>>
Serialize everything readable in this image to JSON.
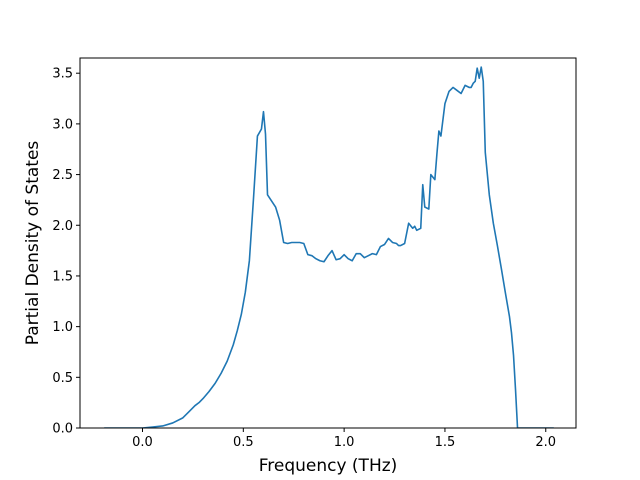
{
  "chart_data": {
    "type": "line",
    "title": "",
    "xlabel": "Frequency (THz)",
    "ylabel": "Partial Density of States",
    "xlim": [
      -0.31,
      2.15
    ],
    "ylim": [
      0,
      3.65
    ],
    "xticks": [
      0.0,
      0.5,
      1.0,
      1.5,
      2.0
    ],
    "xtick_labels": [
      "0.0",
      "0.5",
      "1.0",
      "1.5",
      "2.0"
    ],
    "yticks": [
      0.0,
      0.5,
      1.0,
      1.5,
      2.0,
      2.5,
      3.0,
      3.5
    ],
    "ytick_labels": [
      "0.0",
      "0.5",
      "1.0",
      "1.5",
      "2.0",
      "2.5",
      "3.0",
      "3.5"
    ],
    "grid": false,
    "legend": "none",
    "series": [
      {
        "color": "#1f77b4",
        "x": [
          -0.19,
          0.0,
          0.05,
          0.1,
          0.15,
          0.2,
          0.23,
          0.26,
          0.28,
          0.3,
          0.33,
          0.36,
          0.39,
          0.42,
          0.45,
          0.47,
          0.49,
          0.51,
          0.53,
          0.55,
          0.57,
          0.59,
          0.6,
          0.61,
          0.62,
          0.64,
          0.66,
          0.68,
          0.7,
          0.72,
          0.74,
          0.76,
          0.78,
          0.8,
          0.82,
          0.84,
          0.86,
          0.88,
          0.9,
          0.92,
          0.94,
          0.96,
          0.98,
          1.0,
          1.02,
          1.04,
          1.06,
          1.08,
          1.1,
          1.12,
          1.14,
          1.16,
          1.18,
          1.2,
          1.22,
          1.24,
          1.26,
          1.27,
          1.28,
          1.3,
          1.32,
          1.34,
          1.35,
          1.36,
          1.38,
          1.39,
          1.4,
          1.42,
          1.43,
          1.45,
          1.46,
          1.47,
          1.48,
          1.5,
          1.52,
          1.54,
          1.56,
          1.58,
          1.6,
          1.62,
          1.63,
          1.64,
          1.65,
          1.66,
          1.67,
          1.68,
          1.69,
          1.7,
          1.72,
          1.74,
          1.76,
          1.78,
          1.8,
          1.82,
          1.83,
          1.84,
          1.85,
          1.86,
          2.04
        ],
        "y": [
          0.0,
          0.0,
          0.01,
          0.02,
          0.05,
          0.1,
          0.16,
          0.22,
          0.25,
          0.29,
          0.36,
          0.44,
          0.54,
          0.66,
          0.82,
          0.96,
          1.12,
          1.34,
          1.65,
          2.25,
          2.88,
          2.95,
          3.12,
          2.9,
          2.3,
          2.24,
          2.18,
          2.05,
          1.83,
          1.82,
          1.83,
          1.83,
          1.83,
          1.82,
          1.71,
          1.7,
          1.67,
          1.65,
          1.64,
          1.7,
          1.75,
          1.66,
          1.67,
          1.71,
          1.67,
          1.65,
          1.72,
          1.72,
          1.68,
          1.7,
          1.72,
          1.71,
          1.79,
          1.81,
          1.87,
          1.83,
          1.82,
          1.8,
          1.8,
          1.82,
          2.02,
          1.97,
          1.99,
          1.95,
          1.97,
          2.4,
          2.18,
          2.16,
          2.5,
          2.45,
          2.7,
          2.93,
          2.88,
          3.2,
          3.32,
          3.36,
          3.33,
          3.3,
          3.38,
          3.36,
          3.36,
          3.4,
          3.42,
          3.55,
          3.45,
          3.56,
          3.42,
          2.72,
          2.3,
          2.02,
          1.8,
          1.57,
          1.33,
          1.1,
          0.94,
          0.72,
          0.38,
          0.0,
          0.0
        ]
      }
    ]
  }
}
<<
JOB: Your copy should match the records word for word, with the pictures removed.

RESPONSE BELOW:
Serialize everything readable in this image to JSON.
{
  "chart_data": {
    "type": "line",
    "title": "",
    "xlabel": "Frequency (THz)",
    "ylabel": "Partial Density of States",
    "xlim": [
      -0.31,
      2.15
    ],
    "ylim": [
      0,
      3.65
    ],
    "xticks": [
      0.0,
      0.5,
      1.0,
      1.5,
      2.0
    ],
    "xtick_labels": [
      "0.0",
      "0.5",
      "1.0",
      "1.5",
      "2.0"
    ],
    "yticks": [
      0.0,
      0.5,
      1.0,
      1.5,
      2.0,
      2.5,
      3.0,
      3.5
    ],
    "ytick_labels": [
      "0.0",
      "0.5",
      "1.0",
      "1.5",
      "2.0",
      "2.5",
      "3.0",
      "3.5"
    ],
    "grid": false,
    "legend": "none",
    "series": [
      {
        "color": "#1f77b4",
        "x": [
          -0.19,
          0.0,
          0.05,
          0.1,
          0.15,
          0.2,
          0.23,
          0.26,
          0.28,
          0.3,
          0.33,
          0.36,
          0.39,
          0.42,
          0.45,
          0.47,
          0.49,
          0.51,
          0.53,
          0.55,
          0.57,
          0.59,
          0.6,
          0.61,
          0.62,
          0.64,
          0.66,
          0.68,
          0.7,
          0.72,
          0.74,
          0.76,
          0.78,
          0.8,
          0.82,
          0.84,
          0.86,
          0.88,
          0.9,
          0.92,
          0.94,
          0.96,
          0.98,
          1.0,
          1.02,
          1.04,
          1.06,
          1.08,
          1.1,
          1.12,
          1.14,
          1.16,
          1.18,
          1.2,
          1.22,
          1.24,
          1.26,
          1.27,
          1.28,
          1.3,
          1.32,
          1.34,
          1.35,
          1.36,
          1.38,
          1.39,
          1.4,
          1.42,
          1.43,
          1.45,
          1.46,
          1.47,
          1.48,
          1.5,
          1.52,
          1.54,
          1.56,
          1.58,
          1.6,
          1.62,
          1.63,
          1.64,
          1.65,
          1.66,
          1.67,
          1.68,
          1.69,
          1.7,
          1.72,
          1.74,
          1.76,
          1.78,
          1.8,
          1.82,
          1.83,
          1.84,
          1.85,
          1.86,
          2.04
        ],
        "y": [
          0.0,
          0.0,
          0.01,
          0.02,
          0.05,
          0.1,
          0.16,
          0.22,
          0.25,
          0.29,
          0.36,
          0.44,
          0.54,
          0.66,
          0.82,
          0.96,
          1.12,
          1.34,
          1.65,
          2.25,
          2.88,
          2.95,
          3.12,
          2.9,
          2.3,
          2.24,
          2.18,
          2.05,
          1.83,
          1.82,
          1.83,
          1.83,
          1.83,
          1.82,
          1.71,
          1.7,
          1.67,
          1.65,
          1.64,
          1.7,
          1.75,
          1.66,
          1.67,
          1.71,
          1.67,
          1.65,
          1.72,
          1.72,
          1.68,
          1.7,
          1.72,
          1.71,
          1.79,
          1.81,
          1.87,
          1.83,
          1.82,
          1.8,
          1.8,
          1.82,
          2.02,
          1.97,
          1.99,
          1.95,
          1.97,
          2.4,
          2.18,
          2.16,
          2.5,
          2.45,
          2.7,
          2.93,
          2.88,
          3.2,
          3.32,
          3.36,
          3.33,
          3.3,
          3.38,
          3.36,
          3.36,
          3.4,
          3.42,
          3.55,
          3.45,
          3.56,
          3.42,
          2.72,
          2.3,
          2.02,
          1.8,
          1.57,
          1.33,
          1.1,
          0.94,
          0.72,
          0.38,
          0.0,
          0.0
        ]
      }
    ]
  }
}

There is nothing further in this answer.